**THE REQUEST**
Can you quote the lines below exactly, starting at the line with "Read all visible content and emit it as JSON." and going through the last one?

Dataset records:

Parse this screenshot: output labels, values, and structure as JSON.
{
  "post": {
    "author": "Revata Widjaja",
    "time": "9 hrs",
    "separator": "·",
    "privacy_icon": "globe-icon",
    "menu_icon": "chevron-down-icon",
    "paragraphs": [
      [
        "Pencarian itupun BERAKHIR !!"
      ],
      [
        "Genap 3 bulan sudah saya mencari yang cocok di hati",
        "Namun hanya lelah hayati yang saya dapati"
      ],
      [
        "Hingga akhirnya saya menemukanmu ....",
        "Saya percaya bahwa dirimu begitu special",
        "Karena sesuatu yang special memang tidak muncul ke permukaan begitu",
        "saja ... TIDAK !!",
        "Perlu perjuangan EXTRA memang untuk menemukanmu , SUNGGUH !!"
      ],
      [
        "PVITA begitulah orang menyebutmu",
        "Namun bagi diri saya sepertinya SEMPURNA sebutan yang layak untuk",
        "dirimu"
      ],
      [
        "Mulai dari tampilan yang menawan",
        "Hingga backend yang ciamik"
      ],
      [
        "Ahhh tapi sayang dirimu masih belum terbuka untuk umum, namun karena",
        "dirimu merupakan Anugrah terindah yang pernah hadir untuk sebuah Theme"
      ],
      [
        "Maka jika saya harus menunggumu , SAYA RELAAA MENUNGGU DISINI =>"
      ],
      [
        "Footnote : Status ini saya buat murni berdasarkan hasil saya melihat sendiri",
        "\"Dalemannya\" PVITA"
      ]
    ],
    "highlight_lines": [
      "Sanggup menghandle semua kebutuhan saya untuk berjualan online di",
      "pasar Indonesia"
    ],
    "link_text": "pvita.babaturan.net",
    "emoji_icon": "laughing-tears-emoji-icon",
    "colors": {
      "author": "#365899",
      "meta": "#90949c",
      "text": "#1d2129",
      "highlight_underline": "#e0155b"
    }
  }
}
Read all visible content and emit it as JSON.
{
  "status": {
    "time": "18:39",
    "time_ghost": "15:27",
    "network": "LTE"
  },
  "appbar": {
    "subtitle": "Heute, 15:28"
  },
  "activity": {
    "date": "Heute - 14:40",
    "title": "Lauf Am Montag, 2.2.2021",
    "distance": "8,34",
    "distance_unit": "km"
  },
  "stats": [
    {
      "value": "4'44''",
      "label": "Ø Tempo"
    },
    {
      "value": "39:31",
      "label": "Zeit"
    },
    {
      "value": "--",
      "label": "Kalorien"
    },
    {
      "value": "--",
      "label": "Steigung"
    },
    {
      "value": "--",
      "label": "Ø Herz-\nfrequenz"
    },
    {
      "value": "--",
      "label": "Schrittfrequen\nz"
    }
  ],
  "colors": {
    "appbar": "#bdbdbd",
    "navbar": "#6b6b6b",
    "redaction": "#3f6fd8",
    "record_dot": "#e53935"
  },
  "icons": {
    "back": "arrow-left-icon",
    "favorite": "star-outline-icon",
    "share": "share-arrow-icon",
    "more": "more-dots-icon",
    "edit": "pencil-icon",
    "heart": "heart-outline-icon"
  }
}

**ANSWER FOR THIS EXERCISE**
Read all visible content and emit it as JSON.
{
  "status": {
    "time": "18:39",
    "time_ghost": "15:27",
    "network": "LTE"
  },
  "appbar": {
    "subtitle": "Heute, 15:28"
  },
  "activity": {
    "date": "Heute - 14:40",
    "title": "Lauf Am Montag, 2.2.2021",
    "distance": "8,34",
    "distance_unit": "km"
  },
  "stats": [
    {
      "value": "4'44''",
      "label": "Ø Tempo"
    },
    {
      "value": "39:31",
      "label": "Zeit"
    },
    {
      "value": "--",
      "label": "Kalorien"
    },
    {
      "value": "--",
      "label": "Steigung"
    },
    {
      "value": "--",
      "label": "Ø Herz-\nfrequenz"
    },
    {
      "value": "--",
      "label": "Schrittfrequen\nz"
    }
  ],
  "colors": {
    "appbar": "#bdbdbd",
    "navbar": "#6b6b6b",
    "redaction": "#3f6fd8",
    "record_dot": "#e53935"
  },
  "icons": {
    "back": "arrow-left-icon",
    "favorite": "star-outline-icon",
    "share": "share-arrow-icon",
    "more": "more-dots-icon",
    "edit": "pencil-icon",
    "heart": "heart-outline-icon"
  }
}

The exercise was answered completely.